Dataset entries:
============

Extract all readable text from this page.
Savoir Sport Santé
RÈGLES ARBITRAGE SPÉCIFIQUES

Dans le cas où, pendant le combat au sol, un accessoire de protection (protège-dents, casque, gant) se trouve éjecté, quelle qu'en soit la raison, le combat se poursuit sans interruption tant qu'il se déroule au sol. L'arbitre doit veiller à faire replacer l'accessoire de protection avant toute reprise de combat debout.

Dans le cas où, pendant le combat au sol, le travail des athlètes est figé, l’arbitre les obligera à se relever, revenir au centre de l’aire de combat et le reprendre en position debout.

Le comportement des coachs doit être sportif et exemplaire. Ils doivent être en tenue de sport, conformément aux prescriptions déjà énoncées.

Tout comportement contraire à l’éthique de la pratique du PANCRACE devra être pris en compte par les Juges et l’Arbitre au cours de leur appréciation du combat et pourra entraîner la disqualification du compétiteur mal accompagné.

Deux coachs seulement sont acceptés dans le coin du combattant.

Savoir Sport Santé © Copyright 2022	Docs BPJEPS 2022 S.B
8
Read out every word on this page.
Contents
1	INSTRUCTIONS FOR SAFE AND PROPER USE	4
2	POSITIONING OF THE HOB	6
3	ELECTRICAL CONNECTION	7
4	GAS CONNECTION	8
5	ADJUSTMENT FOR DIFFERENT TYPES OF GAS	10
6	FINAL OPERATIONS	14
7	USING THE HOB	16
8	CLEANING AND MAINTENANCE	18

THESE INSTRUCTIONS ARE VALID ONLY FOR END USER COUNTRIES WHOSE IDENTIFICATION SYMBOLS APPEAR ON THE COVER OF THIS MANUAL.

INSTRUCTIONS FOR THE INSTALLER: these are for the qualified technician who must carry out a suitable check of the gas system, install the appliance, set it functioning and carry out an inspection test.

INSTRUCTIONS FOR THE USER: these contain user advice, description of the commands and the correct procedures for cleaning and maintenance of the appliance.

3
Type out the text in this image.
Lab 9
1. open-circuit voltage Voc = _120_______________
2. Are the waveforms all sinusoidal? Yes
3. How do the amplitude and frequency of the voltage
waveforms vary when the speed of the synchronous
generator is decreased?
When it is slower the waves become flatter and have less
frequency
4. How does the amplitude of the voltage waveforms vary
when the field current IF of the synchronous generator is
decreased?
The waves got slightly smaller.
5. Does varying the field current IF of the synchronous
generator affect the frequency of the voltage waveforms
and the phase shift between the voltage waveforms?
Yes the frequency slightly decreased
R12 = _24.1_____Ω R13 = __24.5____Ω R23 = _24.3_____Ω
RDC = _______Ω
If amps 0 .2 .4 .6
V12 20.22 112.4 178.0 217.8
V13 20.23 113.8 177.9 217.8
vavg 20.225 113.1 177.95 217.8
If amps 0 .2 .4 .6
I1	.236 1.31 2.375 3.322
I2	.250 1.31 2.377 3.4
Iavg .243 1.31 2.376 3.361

============

### WORK TO COMPLETE
Pull every line containing "current" out of the records.

### EXPECTED OUTPUT
when the field current IF of the synchronous generator is
5. Does varying the field current IF of the synchronous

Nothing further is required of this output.